Below are some records. Pull every line that contains the word "from".

^^^^^^^^^^^^^^^^

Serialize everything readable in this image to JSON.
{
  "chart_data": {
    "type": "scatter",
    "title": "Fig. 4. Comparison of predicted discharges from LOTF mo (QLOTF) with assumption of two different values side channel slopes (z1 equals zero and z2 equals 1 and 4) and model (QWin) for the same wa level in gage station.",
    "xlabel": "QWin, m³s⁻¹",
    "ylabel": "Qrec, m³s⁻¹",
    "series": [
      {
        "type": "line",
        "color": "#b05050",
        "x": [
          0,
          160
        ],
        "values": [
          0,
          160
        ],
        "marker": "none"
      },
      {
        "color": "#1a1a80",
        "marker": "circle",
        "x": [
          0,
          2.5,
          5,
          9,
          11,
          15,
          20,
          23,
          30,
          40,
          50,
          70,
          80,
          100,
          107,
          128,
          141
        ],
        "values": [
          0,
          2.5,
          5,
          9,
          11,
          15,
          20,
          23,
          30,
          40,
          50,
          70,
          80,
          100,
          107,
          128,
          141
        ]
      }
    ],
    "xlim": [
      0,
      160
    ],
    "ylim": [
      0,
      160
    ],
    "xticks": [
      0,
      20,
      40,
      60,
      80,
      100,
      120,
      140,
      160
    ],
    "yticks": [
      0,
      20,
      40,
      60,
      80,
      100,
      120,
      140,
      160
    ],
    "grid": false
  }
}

^^^^^^^^^^^^^^^^

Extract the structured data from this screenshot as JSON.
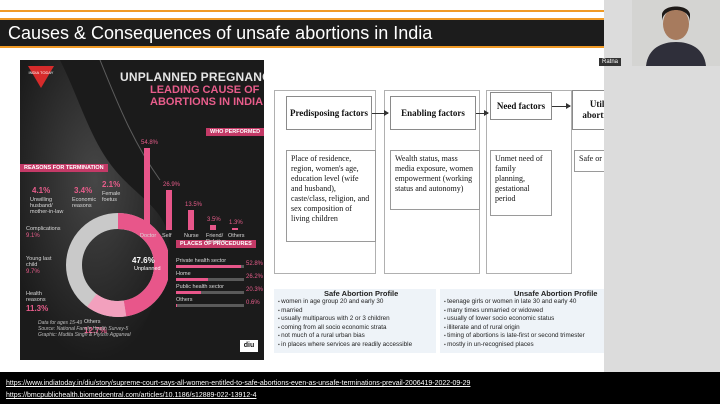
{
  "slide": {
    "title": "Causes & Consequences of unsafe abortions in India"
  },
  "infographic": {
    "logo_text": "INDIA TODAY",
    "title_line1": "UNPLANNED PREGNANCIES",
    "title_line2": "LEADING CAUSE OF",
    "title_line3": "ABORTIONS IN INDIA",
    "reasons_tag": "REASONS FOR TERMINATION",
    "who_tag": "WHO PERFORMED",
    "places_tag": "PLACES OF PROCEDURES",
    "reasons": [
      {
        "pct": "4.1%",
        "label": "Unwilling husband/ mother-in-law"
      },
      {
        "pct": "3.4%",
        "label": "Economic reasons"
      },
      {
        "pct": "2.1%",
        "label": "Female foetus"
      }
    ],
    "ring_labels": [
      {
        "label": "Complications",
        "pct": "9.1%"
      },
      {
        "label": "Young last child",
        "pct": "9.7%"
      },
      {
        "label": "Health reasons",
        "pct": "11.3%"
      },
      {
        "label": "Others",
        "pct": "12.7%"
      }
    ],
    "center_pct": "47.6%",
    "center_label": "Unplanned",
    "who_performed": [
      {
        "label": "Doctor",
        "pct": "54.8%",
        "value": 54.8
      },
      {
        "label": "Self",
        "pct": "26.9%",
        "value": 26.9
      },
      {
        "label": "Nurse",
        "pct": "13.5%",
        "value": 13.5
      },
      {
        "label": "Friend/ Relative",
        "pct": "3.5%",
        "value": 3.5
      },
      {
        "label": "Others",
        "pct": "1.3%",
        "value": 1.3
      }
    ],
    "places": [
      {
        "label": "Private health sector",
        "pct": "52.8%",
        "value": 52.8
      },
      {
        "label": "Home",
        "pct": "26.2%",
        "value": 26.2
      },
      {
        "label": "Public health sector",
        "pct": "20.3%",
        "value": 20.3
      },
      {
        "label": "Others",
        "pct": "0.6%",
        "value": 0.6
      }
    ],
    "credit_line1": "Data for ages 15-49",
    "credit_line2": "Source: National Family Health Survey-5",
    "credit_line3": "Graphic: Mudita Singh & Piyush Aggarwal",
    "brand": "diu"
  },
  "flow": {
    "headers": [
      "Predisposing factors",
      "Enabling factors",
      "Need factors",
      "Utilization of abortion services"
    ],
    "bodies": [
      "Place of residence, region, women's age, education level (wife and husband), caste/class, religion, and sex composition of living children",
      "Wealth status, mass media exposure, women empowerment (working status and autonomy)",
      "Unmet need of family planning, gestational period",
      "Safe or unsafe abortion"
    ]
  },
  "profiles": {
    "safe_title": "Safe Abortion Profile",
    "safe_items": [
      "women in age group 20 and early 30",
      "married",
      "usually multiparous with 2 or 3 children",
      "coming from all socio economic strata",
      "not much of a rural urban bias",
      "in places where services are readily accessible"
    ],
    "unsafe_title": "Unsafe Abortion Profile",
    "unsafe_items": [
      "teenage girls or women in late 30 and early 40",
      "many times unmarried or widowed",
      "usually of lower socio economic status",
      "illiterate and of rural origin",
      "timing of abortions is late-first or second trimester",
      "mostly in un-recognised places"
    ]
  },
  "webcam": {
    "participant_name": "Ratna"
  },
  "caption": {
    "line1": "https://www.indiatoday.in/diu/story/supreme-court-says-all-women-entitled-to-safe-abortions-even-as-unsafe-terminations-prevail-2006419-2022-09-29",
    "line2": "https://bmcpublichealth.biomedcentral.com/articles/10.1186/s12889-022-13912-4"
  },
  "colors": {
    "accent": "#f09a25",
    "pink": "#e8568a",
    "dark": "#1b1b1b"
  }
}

^^^^^^^^^^^^^^^^

> _SOLUTION TO THIS PROBLEM_:
    "title": "Fig. 4. Comparison of predicted discharges from LOTF mo (QLOTF) with assumption of two different values side channel slopes (z1 equals zero and z2 equals 1 and 4) and model (QWin) for the same wa level in gage station.",
Extract the structured data from this screenshot as JSON.
      "coming from all socio economic strata",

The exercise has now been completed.